[Prompt]
Rewrite the lines from the line with "Text: B: B (87, 140, 98, 154)" up to and including the line with "Text: HO: HO (61, 115, 82, 129)", replacing "Circle shape" with "Round marker" and leaving everything else unchanged.

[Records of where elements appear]
— BEGIN —
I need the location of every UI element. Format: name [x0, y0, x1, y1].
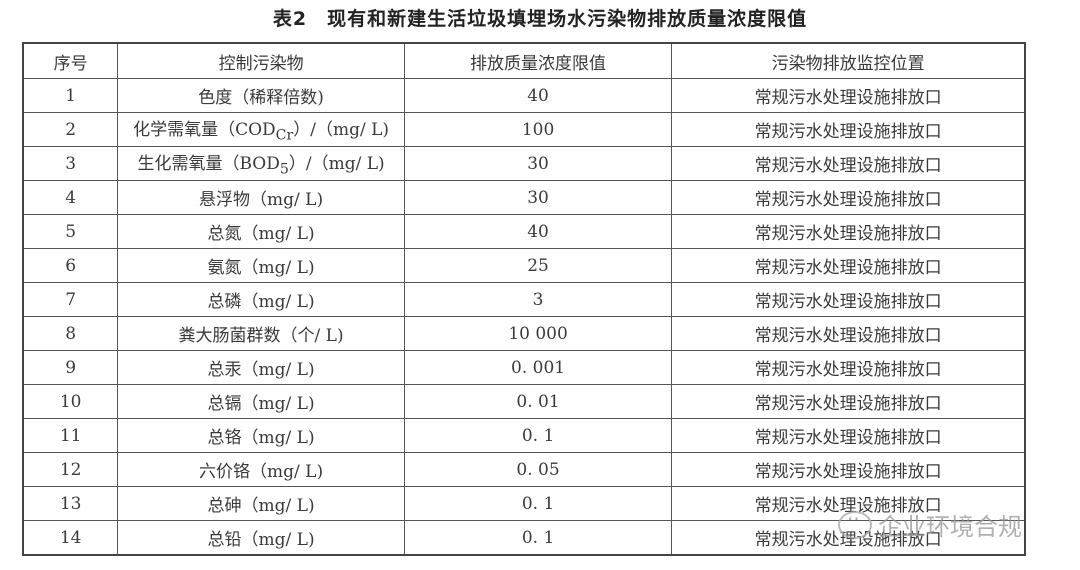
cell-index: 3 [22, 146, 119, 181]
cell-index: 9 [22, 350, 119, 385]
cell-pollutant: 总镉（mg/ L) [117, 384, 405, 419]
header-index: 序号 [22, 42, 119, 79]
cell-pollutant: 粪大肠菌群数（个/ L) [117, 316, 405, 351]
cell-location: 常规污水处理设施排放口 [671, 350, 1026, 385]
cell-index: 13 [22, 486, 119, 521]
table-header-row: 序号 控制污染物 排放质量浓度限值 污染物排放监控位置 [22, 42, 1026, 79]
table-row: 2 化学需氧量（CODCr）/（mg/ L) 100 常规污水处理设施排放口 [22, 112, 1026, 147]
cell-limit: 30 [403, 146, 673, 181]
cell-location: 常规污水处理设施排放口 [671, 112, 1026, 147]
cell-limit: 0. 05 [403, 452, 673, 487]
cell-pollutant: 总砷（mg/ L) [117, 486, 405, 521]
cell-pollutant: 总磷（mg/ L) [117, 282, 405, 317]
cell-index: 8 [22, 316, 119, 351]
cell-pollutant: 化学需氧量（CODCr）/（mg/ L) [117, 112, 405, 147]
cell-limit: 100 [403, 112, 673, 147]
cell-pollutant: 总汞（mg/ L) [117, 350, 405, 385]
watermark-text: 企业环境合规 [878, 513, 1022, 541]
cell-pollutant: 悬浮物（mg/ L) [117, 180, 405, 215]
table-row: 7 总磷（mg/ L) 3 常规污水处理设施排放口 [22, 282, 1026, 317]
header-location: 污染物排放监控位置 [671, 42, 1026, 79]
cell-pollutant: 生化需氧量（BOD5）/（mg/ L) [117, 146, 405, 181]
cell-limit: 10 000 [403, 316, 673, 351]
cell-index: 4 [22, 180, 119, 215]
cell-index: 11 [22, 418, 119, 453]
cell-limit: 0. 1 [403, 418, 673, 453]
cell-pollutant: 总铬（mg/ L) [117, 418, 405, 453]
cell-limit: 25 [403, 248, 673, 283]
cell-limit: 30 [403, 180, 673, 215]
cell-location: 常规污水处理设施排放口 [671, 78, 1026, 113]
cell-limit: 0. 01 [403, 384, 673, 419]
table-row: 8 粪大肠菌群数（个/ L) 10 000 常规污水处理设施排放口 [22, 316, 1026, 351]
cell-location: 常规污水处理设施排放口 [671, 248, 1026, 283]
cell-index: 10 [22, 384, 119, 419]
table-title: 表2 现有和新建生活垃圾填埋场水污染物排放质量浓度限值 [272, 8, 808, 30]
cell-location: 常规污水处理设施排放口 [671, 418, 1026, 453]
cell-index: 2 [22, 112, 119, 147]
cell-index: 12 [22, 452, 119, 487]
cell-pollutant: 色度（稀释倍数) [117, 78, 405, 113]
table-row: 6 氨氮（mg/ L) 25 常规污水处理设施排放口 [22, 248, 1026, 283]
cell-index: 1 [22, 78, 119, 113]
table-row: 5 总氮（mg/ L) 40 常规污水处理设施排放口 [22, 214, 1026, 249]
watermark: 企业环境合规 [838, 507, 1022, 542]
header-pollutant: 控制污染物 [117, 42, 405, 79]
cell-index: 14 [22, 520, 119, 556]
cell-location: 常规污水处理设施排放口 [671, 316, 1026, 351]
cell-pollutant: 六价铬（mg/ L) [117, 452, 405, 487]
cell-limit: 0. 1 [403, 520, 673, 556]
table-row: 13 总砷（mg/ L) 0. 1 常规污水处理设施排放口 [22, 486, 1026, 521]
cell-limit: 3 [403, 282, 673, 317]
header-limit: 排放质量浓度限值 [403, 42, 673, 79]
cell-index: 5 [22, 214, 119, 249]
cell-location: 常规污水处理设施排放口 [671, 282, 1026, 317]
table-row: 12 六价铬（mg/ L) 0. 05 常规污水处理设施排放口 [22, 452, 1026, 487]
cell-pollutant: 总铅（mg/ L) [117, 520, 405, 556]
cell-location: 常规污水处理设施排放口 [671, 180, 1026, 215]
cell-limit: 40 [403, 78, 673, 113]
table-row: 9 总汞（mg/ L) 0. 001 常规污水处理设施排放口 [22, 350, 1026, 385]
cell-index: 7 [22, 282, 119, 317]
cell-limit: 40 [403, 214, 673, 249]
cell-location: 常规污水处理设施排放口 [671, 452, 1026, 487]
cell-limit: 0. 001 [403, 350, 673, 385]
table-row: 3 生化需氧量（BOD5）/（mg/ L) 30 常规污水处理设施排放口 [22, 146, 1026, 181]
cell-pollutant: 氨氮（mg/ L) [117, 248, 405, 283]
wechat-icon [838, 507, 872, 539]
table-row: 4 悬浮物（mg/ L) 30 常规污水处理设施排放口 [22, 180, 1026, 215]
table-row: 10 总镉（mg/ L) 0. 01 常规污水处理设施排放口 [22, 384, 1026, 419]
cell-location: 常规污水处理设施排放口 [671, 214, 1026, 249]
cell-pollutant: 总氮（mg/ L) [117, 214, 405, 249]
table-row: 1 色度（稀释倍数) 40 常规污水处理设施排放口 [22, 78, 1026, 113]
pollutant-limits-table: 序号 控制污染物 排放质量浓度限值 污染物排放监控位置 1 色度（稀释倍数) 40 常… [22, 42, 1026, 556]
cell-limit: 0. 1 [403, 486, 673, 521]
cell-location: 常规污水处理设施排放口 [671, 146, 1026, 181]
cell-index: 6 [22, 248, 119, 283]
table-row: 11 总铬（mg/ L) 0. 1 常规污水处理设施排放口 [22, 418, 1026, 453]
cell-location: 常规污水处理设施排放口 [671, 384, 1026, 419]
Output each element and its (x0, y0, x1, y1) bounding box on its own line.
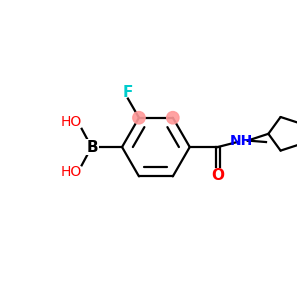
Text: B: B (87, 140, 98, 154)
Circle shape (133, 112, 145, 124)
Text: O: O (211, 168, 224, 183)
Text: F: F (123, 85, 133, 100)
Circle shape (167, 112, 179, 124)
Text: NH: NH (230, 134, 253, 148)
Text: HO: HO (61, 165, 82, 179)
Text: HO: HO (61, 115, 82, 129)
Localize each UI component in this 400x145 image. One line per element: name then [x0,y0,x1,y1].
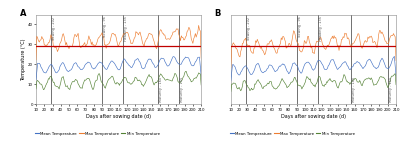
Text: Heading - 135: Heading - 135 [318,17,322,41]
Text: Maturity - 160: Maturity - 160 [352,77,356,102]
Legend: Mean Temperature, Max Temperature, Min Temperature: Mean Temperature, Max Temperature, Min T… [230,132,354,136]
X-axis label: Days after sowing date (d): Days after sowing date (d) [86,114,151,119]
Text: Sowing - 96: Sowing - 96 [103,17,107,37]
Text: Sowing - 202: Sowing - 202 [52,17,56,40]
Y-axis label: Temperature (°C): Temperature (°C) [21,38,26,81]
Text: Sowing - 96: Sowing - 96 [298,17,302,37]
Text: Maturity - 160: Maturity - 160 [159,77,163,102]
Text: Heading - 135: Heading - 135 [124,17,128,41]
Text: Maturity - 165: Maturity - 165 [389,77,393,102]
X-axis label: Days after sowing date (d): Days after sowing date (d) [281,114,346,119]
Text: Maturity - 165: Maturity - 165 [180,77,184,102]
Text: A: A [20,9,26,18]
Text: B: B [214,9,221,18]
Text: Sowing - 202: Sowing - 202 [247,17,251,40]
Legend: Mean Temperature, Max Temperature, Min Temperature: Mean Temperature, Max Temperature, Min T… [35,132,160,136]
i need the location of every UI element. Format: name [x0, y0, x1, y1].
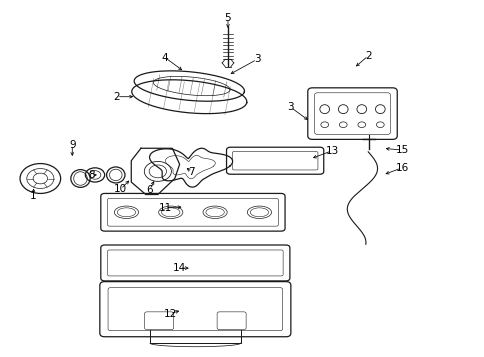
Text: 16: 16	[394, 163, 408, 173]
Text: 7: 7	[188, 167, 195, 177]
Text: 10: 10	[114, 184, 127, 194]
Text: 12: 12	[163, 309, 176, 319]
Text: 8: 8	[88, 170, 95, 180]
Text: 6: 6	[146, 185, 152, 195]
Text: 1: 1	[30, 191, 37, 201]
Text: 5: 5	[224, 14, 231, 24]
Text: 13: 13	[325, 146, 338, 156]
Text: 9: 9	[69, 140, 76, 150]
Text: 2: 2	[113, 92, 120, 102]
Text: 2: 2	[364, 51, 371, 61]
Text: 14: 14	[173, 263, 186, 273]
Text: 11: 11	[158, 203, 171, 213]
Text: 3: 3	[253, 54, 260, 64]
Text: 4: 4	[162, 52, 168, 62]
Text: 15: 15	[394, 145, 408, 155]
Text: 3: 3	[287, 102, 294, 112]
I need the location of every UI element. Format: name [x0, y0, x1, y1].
— END —
— BEGIN —
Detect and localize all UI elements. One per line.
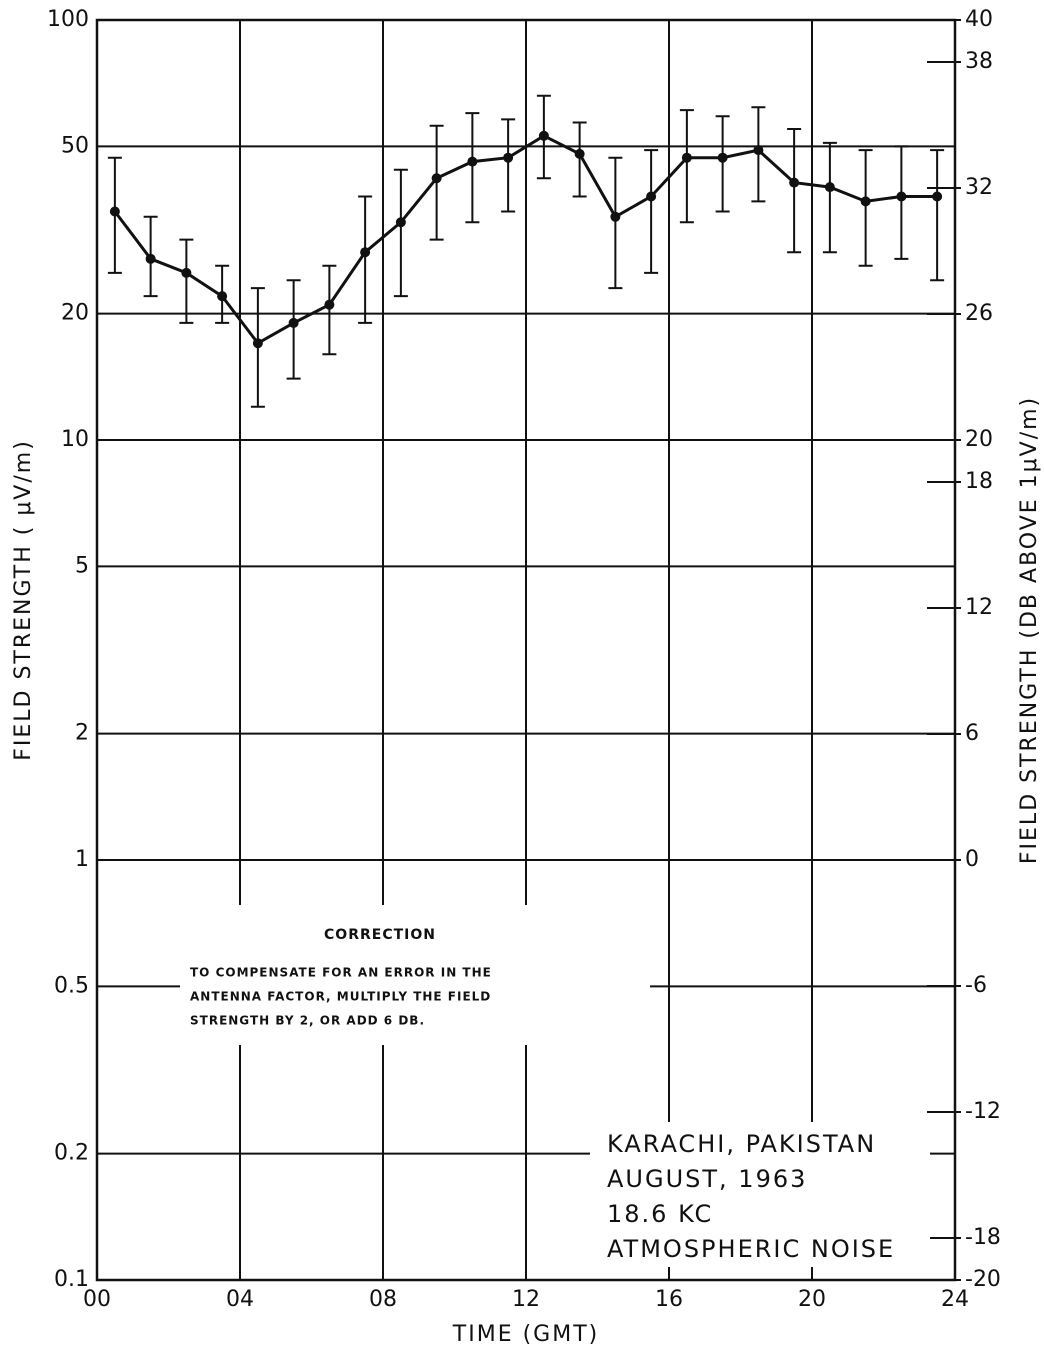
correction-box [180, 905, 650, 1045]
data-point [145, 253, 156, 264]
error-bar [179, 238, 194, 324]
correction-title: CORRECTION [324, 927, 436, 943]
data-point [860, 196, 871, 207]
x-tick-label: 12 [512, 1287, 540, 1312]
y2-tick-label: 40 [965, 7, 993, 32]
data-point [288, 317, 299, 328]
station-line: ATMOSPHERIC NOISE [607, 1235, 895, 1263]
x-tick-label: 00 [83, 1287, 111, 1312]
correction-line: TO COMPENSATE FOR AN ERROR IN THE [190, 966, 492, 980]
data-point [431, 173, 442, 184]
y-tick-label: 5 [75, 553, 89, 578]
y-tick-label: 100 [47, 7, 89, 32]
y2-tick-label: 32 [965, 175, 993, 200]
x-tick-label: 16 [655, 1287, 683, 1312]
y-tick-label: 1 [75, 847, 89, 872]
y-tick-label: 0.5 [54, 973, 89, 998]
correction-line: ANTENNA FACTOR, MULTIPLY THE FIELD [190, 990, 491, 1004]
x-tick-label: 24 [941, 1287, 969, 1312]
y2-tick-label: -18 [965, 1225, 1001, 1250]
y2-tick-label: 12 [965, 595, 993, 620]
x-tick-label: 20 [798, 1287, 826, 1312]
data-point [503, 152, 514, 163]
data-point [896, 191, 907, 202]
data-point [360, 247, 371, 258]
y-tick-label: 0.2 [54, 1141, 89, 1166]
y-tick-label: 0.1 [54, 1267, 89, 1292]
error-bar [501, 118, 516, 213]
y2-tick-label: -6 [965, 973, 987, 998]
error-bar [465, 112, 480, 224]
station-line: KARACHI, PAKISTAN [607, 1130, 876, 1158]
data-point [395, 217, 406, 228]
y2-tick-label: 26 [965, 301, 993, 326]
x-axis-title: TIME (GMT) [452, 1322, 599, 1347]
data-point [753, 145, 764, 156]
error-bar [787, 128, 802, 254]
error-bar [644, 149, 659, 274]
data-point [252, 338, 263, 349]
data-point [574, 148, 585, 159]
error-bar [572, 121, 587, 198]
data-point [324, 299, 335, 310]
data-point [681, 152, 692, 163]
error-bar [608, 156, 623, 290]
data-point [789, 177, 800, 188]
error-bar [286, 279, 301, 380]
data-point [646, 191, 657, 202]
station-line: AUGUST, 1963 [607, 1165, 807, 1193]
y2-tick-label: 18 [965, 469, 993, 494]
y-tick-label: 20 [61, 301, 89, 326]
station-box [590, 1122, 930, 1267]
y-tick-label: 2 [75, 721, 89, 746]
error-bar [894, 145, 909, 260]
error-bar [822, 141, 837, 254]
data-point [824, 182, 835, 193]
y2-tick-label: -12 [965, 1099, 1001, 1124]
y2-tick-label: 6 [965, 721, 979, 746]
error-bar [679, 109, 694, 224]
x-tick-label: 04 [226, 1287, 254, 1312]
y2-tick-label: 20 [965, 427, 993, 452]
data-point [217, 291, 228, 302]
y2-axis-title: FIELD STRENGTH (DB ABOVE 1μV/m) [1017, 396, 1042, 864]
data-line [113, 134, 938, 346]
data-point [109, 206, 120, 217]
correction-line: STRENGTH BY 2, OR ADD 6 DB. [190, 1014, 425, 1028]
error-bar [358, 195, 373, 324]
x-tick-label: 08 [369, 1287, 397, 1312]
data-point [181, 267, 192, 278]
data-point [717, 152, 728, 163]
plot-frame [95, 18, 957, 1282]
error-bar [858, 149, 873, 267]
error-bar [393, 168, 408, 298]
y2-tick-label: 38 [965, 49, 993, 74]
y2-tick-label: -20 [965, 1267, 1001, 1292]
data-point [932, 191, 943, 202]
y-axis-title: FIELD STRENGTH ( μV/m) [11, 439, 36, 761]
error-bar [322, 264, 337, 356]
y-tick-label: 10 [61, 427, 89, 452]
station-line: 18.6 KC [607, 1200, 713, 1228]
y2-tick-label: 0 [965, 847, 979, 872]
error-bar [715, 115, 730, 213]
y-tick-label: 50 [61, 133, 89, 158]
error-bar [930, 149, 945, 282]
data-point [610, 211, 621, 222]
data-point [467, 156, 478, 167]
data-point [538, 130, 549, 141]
— END —
— BEGIN —
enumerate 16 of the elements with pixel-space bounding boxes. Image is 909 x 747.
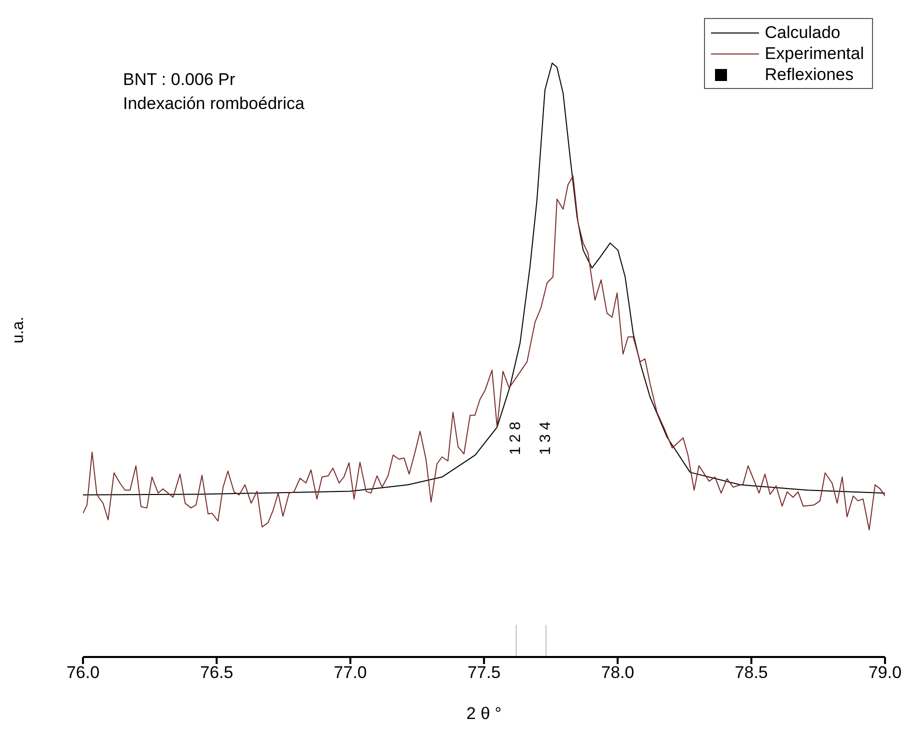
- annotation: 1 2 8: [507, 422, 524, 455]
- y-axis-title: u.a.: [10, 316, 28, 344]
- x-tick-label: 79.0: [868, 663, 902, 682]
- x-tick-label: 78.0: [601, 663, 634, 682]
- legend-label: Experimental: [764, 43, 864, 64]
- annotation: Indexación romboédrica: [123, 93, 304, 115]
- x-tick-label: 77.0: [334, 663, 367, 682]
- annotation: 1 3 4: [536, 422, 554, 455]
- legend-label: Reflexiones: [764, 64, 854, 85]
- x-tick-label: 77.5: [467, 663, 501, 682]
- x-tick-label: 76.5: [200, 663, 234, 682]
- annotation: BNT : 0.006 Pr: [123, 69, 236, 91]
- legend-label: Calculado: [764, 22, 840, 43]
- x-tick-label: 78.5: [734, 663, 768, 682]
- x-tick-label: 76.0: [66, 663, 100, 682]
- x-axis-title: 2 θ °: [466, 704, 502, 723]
— END —
[Written response]
Text: B: B (87, 140, 98, 154)
Round marker (133, 112, 145, 124)
Text: O: O (211, 168, 224, 183)
Text: F: F (123, 85, 133, 100)
Round marker (167, 112, 179, 124)
Text: NH: NH (230, 134, 253, 148)
Text: HO: HO (61, 165, 82, 179)
Text: HO: HO (61, 115, 82, 129)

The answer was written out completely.